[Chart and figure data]
###

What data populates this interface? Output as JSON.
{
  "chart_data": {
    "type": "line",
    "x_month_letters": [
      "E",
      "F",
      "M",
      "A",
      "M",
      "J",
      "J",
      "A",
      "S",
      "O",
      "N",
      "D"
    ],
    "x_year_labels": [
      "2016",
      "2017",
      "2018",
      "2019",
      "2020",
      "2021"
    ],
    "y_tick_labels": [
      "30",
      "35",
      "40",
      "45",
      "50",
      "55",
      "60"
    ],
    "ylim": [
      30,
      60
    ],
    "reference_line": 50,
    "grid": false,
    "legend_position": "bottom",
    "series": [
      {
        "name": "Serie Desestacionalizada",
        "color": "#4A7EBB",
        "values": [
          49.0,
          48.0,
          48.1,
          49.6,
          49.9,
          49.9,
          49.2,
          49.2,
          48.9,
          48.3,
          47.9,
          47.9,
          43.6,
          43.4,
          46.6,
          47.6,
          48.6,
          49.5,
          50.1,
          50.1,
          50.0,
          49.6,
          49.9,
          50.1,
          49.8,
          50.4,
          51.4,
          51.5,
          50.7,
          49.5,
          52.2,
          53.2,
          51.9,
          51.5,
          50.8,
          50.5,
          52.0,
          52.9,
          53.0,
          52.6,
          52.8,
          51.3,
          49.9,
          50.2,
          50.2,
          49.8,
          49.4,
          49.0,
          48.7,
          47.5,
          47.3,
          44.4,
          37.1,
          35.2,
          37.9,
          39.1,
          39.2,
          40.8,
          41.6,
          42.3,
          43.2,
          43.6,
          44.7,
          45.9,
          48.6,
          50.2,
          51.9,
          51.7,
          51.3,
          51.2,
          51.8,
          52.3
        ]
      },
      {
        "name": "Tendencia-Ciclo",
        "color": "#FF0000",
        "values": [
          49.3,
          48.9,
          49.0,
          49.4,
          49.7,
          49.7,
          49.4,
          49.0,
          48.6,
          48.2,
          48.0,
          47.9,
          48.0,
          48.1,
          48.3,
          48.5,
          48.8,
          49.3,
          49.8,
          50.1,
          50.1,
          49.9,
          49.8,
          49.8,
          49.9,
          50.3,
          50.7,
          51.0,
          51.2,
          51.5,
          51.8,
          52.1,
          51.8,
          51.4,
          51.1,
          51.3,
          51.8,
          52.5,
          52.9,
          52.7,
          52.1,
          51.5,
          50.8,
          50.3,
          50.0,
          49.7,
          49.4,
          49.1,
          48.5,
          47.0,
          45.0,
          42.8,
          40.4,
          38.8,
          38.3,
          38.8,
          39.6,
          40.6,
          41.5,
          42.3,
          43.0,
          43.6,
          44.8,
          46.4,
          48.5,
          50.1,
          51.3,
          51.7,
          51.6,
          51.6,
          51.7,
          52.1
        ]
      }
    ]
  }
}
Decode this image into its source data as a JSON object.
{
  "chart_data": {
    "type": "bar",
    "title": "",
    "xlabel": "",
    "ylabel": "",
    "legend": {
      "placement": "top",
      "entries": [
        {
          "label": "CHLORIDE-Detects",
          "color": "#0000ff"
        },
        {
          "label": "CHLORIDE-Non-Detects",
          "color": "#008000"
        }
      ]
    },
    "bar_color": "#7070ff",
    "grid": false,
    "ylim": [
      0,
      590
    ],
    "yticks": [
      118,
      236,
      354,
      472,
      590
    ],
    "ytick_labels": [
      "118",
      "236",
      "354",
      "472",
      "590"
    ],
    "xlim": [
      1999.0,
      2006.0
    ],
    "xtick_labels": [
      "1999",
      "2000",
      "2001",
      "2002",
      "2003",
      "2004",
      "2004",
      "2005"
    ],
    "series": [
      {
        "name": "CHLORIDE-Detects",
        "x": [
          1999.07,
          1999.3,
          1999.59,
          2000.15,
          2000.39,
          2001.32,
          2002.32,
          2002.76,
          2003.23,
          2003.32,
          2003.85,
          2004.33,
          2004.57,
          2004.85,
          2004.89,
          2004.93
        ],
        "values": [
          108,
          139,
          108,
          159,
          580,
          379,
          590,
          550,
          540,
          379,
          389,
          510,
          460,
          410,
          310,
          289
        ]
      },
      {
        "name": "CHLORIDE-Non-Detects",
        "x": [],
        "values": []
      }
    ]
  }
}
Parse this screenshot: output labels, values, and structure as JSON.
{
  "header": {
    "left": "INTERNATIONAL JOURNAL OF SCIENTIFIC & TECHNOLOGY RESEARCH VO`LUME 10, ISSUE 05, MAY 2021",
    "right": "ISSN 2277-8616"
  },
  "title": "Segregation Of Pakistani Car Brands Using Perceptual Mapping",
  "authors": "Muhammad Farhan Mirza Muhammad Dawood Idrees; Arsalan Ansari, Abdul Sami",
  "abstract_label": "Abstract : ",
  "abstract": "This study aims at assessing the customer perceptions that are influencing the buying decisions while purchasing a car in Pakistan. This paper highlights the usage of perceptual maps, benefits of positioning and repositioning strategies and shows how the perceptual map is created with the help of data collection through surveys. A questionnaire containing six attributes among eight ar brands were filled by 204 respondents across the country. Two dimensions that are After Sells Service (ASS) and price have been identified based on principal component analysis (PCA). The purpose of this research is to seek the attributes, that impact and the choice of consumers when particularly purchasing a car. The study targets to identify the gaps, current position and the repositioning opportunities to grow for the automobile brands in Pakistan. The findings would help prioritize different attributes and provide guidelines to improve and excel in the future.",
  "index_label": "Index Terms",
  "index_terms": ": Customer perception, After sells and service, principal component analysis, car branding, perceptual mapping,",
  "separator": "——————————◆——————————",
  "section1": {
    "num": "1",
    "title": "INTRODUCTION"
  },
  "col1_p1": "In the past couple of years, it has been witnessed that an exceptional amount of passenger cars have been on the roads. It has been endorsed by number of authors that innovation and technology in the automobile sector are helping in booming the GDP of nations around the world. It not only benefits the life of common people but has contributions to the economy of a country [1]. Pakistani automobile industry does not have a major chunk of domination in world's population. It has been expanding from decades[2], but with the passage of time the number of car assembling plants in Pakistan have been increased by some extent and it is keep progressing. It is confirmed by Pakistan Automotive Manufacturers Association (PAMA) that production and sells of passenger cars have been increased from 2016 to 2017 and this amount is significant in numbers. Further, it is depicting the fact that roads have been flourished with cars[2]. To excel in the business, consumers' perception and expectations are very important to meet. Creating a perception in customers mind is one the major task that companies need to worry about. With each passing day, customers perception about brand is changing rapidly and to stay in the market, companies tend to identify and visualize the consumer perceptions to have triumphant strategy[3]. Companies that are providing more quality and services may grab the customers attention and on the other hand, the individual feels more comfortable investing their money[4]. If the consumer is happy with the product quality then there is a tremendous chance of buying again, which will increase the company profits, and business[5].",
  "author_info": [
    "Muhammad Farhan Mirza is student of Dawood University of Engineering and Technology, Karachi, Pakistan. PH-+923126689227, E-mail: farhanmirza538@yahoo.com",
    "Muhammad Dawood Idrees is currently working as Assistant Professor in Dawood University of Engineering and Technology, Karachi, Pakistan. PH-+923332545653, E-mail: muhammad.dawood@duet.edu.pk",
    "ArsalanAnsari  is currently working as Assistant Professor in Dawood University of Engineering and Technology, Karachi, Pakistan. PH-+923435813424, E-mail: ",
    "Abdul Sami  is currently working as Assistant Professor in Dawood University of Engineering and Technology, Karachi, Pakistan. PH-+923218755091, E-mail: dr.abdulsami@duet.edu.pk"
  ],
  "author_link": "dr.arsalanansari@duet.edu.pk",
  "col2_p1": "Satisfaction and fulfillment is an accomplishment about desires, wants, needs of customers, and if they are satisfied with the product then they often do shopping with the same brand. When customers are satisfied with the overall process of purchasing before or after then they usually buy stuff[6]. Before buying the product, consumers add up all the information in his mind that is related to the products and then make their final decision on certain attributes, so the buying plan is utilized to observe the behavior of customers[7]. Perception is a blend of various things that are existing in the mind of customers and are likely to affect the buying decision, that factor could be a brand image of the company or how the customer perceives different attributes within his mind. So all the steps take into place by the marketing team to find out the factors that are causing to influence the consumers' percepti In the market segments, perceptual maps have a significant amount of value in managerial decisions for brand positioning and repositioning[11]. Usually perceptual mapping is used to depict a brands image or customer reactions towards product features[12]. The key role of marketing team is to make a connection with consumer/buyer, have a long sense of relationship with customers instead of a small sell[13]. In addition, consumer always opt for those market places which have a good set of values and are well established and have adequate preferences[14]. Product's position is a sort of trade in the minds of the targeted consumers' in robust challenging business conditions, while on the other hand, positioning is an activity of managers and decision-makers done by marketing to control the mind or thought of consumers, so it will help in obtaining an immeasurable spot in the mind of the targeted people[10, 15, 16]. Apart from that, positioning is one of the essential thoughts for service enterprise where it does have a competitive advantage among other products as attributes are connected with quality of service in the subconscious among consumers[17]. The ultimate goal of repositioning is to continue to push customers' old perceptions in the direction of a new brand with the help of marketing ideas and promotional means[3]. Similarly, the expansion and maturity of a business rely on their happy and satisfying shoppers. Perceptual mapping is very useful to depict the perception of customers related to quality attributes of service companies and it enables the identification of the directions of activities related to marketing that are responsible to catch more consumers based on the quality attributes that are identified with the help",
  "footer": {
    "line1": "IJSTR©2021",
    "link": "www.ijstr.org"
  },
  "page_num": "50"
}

###

**Exercise goal**.
From the material, report only how many lines include the word "Muhammad".

**Answer to this problem**.
3